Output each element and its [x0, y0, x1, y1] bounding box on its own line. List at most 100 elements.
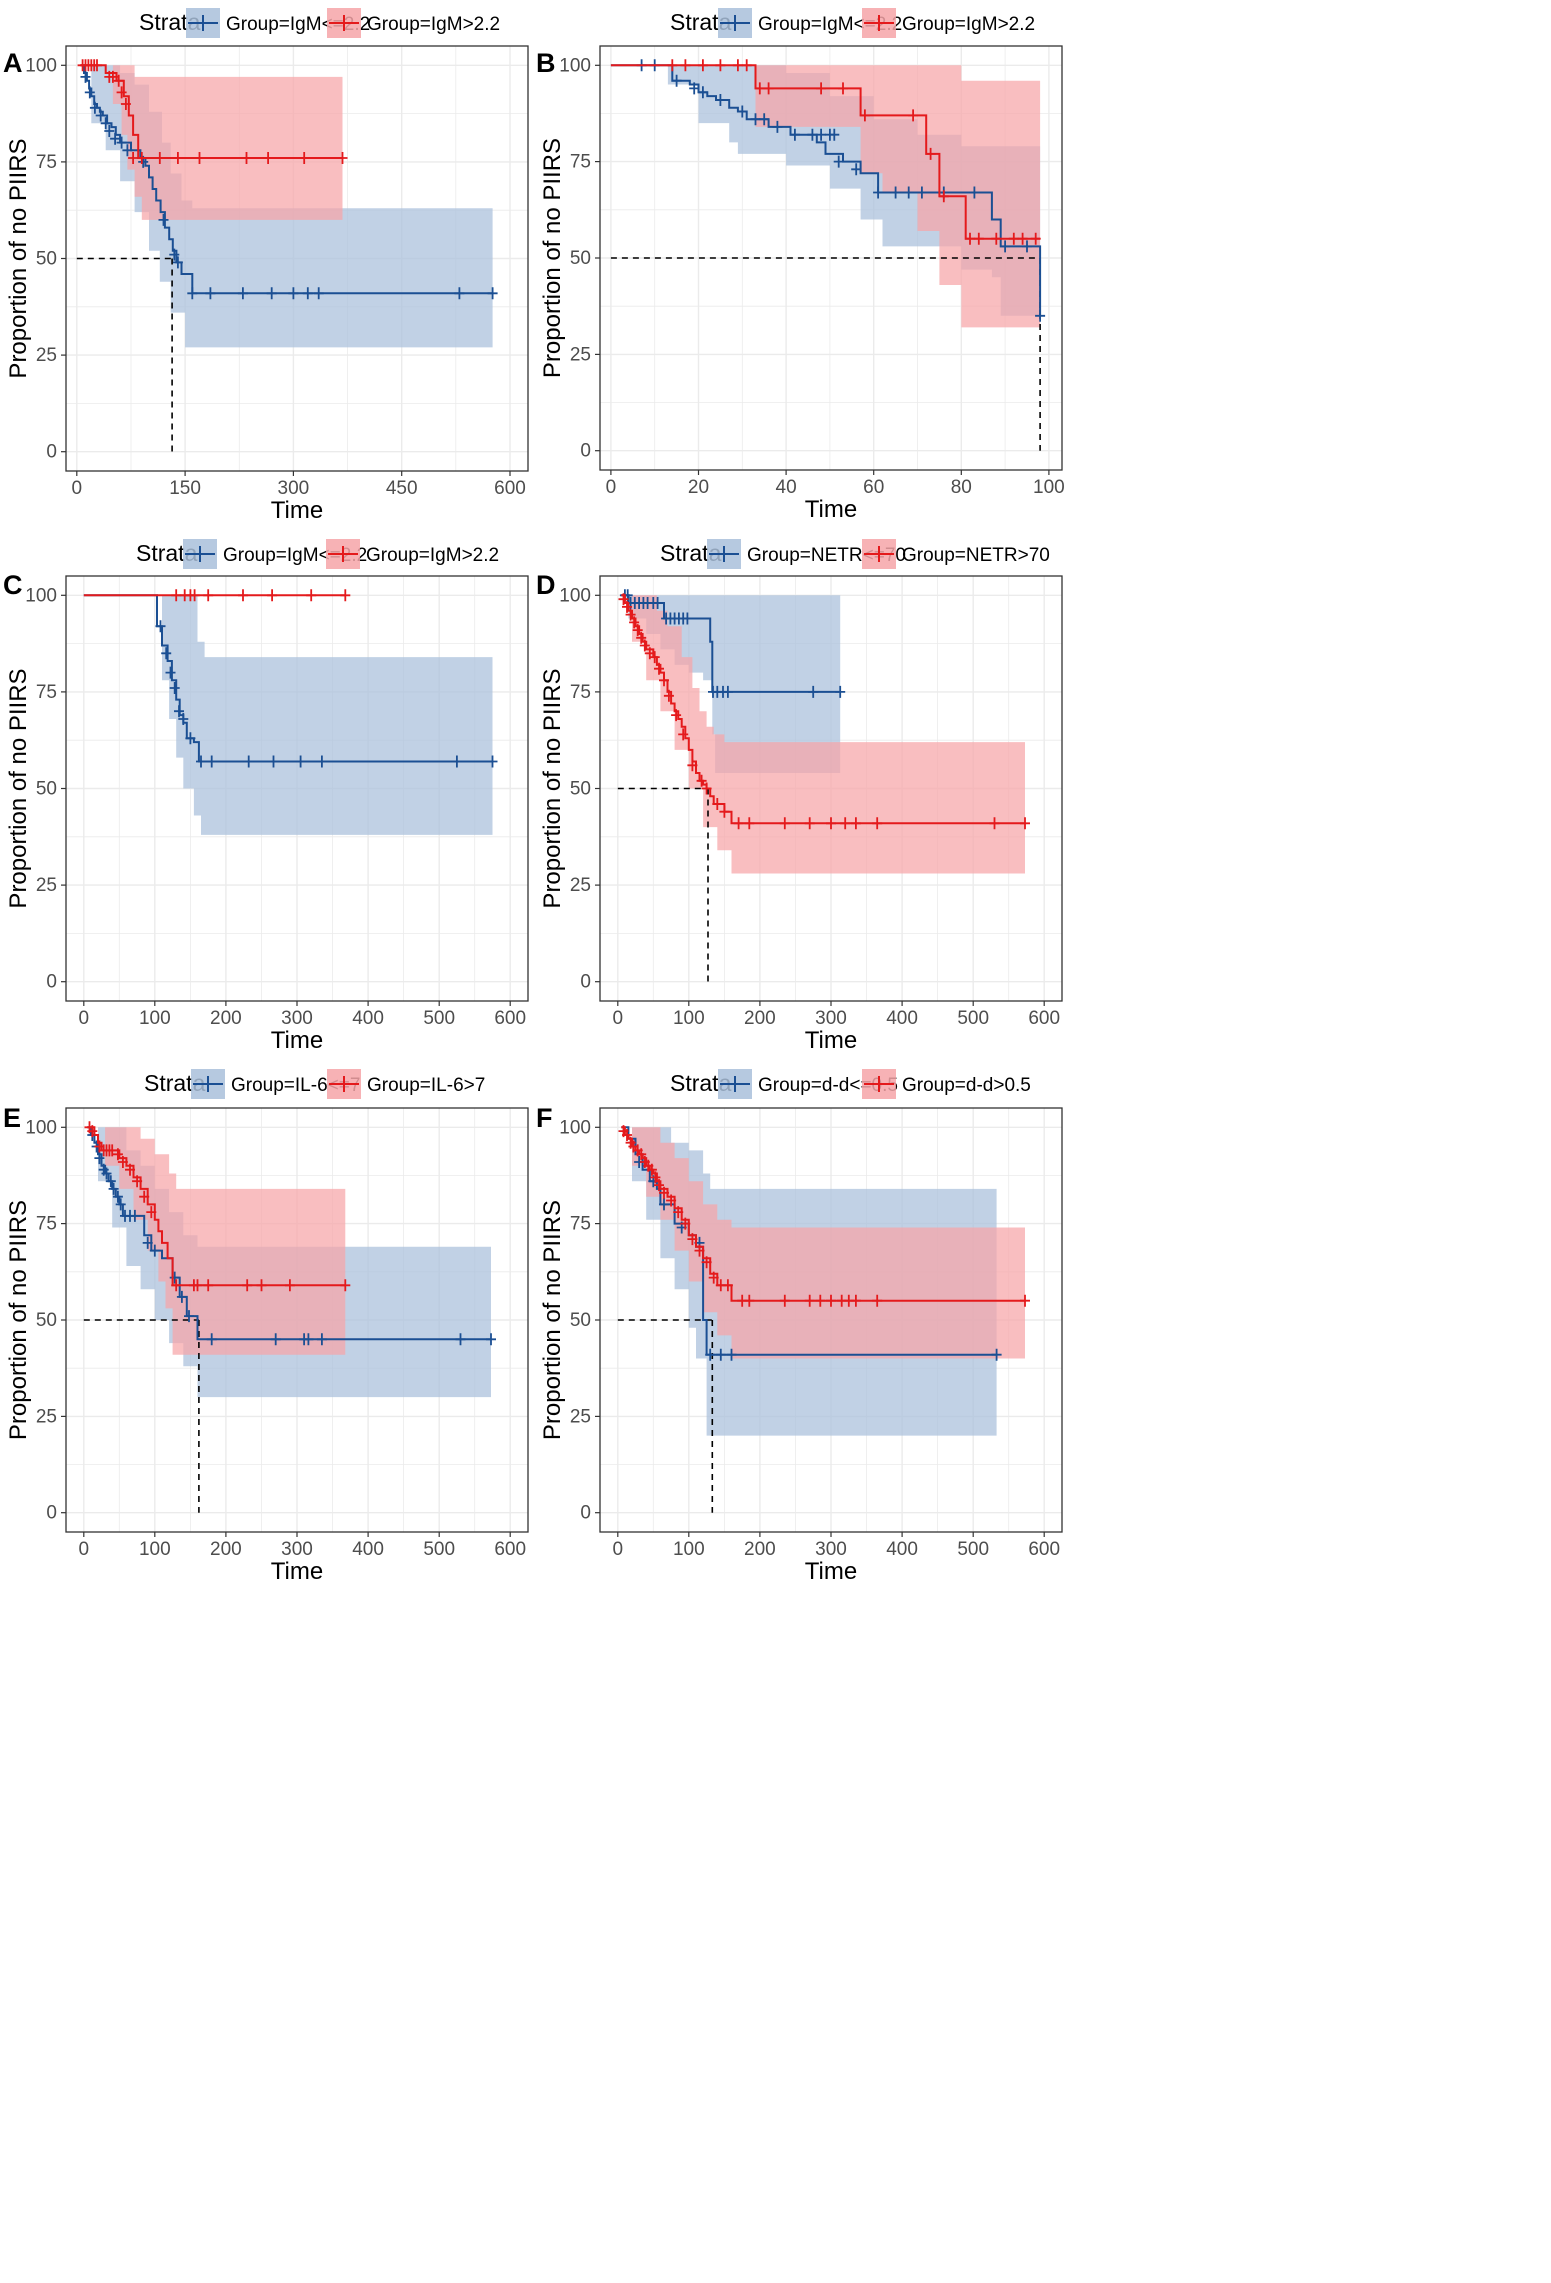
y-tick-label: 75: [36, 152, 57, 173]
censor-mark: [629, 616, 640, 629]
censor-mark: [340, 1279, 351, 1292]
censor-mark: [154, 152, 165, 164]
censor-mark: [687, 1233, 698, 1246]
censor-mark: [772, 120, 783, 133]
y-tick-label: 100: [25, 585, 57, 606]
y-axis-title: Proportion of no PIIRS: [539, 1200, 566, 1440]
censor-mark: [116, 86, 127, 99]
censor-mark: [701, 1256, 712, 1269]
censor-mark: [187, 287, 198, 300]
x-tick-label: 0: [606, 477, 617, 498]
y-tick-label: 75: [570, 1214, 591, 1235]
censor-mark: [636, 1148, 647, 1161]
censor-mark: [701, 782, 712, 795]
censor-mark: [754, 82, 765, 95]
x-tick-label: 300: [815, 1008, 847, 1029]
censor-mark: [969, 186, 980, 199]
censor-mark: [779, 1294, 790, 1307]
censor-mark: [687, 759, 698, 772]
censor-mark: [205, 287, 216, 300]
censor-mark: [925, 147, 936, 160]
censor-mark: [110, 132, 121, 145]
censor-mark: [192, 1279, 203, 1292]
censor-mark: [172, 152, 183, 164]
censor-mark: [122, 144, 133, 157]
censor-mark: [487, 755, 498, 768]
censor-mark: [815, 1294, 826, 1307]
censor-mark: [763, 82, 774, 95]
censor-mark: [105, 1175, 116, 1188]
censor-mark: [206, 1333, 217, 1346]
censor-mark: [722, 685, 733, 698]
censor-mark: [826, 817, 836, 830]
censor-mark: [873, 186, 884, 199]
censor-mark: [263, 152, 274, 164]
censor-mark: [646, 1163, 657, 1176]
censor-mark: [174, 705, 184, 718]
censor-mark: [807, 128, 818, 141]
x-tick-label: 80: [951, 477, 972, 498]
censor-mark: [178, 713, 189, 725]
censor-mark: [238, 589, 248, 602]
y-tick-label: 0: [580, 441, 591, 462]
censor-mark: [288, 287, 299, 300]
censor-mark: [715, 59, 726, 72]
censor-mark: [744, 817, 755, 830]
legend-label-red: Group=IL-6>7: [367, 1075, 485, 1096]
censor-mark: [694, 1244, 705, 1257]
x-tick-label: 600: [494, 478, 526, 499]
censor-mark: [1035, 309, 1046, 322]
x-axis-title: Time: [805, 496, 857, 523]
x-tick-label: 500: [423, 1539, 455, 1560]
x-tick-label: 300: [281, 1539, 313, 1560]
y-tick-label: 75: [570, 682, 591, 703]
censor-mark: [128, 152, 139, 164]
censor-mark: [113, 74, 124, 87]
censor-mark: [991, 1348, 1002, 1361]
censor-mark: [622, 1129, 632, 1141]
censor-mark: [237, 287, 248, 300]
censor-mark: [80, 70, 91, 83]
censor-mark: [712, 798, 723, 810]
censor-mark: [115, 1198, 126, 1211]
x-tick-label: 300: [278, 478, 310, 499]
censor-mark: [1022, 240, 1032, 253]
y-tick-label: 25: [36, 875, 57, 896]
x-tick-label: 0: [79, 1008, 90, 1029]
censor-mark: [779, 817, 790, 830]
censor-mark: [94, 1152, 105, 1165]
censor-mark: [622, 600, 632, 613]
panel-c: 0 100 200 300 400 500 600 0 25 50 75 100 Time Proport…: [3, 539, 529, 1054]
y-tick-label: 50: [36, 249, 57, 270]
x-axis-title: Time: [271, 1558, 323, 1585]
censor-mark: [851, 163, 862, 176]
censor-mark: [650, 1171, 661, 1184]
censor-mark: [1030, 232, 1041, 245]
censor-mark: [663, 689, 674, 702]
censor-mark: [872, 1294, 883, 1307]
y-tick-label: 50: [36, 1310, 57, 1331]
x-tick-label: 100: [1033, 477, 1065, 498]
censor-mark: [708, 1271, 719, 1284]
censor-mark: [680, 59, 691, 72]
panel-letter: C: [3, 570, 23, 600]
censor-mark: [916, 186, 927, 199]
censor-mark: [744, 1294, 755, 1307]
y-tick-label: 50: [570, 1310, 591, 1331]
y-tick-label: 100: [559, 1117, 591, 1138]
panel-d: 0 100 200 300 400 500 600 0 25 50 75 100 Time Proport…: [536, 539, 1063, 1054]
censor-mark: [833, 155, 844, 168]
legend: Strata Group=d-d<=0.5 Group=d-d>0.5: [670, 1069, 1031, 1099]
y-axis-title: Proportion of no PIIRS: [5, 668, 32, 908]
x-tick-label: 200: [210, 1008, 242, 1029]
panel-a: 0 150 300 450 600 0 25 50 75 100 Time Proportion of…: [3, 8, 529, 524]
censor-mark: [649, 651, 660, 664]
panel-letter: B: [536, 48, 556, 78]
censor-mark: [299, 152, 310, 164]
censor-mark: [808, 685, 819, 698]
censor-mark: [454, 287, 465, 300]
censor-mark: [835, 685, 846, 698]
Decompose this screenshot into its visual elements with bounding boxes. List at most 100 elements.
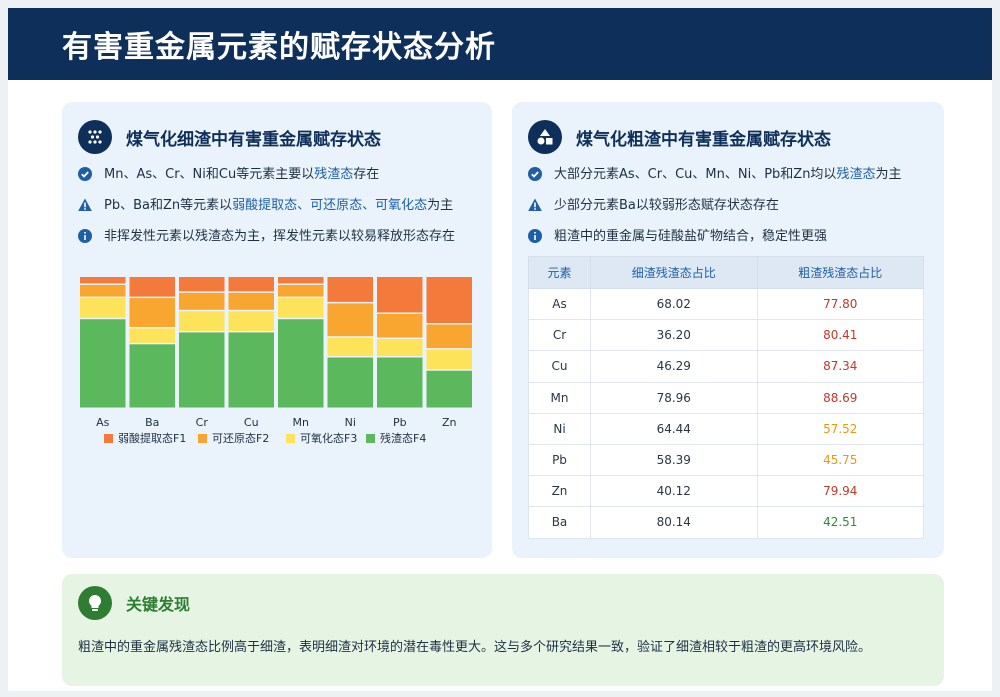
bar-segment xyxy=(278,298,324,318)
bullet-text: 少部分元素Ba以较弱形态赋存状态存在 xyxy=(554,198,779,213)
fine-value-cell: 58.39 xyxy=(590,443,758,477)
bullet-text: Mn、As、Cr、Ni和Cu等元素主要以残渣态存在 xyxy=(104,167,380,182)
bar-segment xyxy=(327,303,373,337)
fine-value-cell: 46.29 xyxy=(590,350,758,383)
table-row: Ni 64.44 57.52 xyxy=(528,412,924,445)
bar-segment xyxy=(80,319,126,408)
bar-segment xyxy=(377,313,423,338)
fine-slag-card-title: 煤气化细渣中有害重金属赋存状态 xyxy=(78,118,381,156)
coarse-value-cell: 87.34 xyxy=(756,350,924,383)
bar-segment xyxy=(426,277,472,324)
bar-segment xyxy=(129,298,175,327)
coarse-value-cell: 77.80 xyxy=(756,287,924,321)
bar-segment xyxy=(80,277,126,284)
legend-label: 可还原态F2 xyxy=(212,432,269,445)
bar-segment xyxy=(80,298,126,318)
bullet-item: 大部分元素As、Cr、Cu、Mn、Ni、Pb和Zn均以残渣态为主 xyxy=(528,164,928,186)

+ + + + + + +

GOAL>
Reproduce the entire listing above verbatim, line by line, omitting the pictures.

SOLUTION BELOW>
Output each element and its [x0, y0, x1, y1] bounding box on its own line. List at most 100 elements.
y-tick-label: 75: [36, 152, 57, 173]
censor-mark: [629, 616, 640, 629]
censor-mark: [340, 1279, 351, 1292]
censor-mark: [154, 152, 165, 164]
censor-mark: [687, 1233, 698, 1246]
censor-mark: [772, 120, 783, 133]
y-tick-label: 100: [25, 585, 57, 606]
y-axis-title: Proportion of no PIIRS: [539, 1200, 566, 1440]
censor-mark: [116, 86, 127, 99]
censor-mark: [701, 1256, 712, 1269]
censor-mark: [187, 287, 198, 300]
x-tick-label: 0: [606, 477, 617, 498]
y-tick-label: 75: [570, 1214, 591, 1235]
censor-mark: [636, 1148, 647, 1161]
censor-mark: [701, 782, 712, 795]
censor-mark: [754, 82, 765, 95]
x-tick-label: 300: [815, 1008, 847, 1029]
censor-mark: [969, 186, 980, 199]
censor-mark: [779, 1294, 790, 1307]
censor-mark: [687, 759, 698, 772]
censor-mark: [205, 287, 216, 300]
censor-mark: [925, 147, 936, 160]
censor-mark: [110, 132, 121, 145]
censor-mark: [192, 1279, 203, 1292]
censor-mark: [172, 152, 183, 164]
censor-mark: [122, 144, 133, 157]
censor-mark: [487, 755, 498, 768]
censor-mark: [815, 1294, 826, 1307]
censor-mark: [763, 82, 774, 95]
censor-mark: [105, 1175, 116, 1188]
censor-mark: [206, 1333, 217, 1346]
censor-mark: [722, 685, 733, 698]
censor-mark: [826, 817, 836, 830]
censor-mark: [873, 186, 884, 199]
censor-mark: [263, 152, 274, 164]
censor-mark: [646, 1163, 657, 1176]
censor-mark: [174, 705, 184, 718]
censor-mark: [807, 128, 818, 141]
x-tick-label: 80: [951, 477, 972, 498]
censor-mark: [178, 713, 189, 725]
censor-mark: [238, 589, 248, 602]
y-tick-label: 0: [580, 441, 591, 462]
censor-mark: [288, 287, 299, 300]
censor-mark: [715, 59, 726, 72]
censor-mark: [744, 817, 755, 830]
legend-label-red: Group=IL-6>7: [367, 1075, 485, 1096]
censor-mark: [694, 1244, 705, 1257]
x-tick-label: 600: [494, 478, 526, 499]
censor-mark: [1035, 309, 1046, 322]
x-axis-title: Time: [805, 496, 857, 523]
x-tick-label: 500: [423, 1539, 455, 1560]
x-tick-label: 300: [281, 1539, 313, 1560]
y-tick-label: 75: [570, 682, 591, 703]
censor-mark: [128, 152, 139, 164]
censor-mark: [113, 74, 124, 87]
censor-mark: [991, 1348, 1002, 1361]
censor-mark: [622, 1129, 632, 1141]
censor-mark: [237, 287, 248, 300]
censor-mark: [80, 70, 91, 83]
censor-mark: [712, 798, 723, 810]
censor-mark: [115, 1198, 126, 1211]
x-tick-label: 300: [278, 478, 310, 499]
censor-mark: [1022, 240, 1032, 253]
y-tick-label: 25: [36, 875, 57, 896]
x-tick-label: 0: [79, 1008, 90, 1029]
censor-mark: [779, 817, 790, 830]
censor-mark: [94, 1152, 105, 1165]
censor-mark: [622, 600, 632, 613]
panel-c: 0 100 200 300 400 500 600 0 25 50 75 100 Time Proport…: [3, 539, 529, 1054]
y-tick-label: 50: [36, 249, 57, 270]
x-axis-title: Time: [271, 1558, 323, 1585]
censor-mark: [851, 163, 862, 176]
censor-mark: [650, 1171, 661, 1184]
censor-mark: [1030, 232, 1041, 245]
censor-mark: [663, 689, 674, 702]
censor-mark: [872, 1294, 883, 1307]
y-tick-label: 50: [36, 1310, 57, 1331]
x-tick-label: 100: [1033, 477, 1065, 498]
censor-mark: [708, 1271, 719, 1284]
censor-mark: [680, 59, 691, 72]
panel-letter: C: [3, 570, 23, 600]
censor-mark: [916, 186, 927, 199]
censor-mark: [744, 1294, 755, 1307]
y-tick-label: 50: [570, 1310, 591, 1331]
y-tick-label: 100: [559, 1117, 591, 1138]
panel-d: 0 100 200 300 400 500 600 0 25 50 75 100 Time Proport…: [536, 539, 1063, 1054]
censor-mark: [833, 155, 844, 168]
legend: Strata Group=d-d<=0.5 Group=d-d>0.5: [670, 1069, 1031, 1099]
y-axis-title: Proportion of no PIIRS: [5, 668, 32, 908]
x-tick-label: 200: [210, 1008, 242, 1029]
panel-a: 0 150 300 450 600 0 25 50 75 100 Time Proportion of…: [3, 8, 529, 524]
censor-mark: [649, 651, 660, 664]
panel-letter: B: [536, 48, 556, 78]
censor-mark: [299, 152, 310, 164]
censor-mark: [808, 685, 819, 698]
censor-mark: [454, 287, 465, 300]
censor-mark: [835, 685, 846, 698]
Decompose this screenshot into its visual elements with bounding boxes. List at most 100 elements.
bar-segment xyxy=(278,298,324,318)
bullet-text: 少部分元素Ba以较弱形态赋存状态存在 xyxy=(554,198,779,213)
fine-value-cell: 58.39 xyxy=(590,443,758,477)
bullet-text: Mn、As、Cr、Ni和Cu等元素主要以残渣态存在 xyxy=(104,167,380,182)
bar-segment xyxy=(327,303,373,337)
fine-value-cell: 46.29 xyxy=(590,350,758,383)
table-row: Ni 64.44 57.52 xyxy=(528,412,924,445)
bar-segment xyxy=(80,319,126,408)
bar-segment xyxy=(377,313,423,338)
fine-slag-card-title: 煤气化细渣中有害重金属赋存状态 xyxy=(78,118,381,156)
coarse-value-cell: 87.34 xyxy=(756,350,924,383)
bar-segment xyxy=(426,277,472,324)
bar-segment xyxy=(129,298,175,327)
coarse-value-cell: 77.80 xyxy=(756,287,924,321)
bar-segment xyxy=(80,277,126,284)
legend-label: 可还原态F2 xyxy=(212,432,269,445)
bar-segment xyxy=(80,298,126,318)
bullet-item: 大部分元素As、Cr、Cu、Mn、Ni、Pb和Zn均以残渣态为主 xyxy=(528,164,928,186)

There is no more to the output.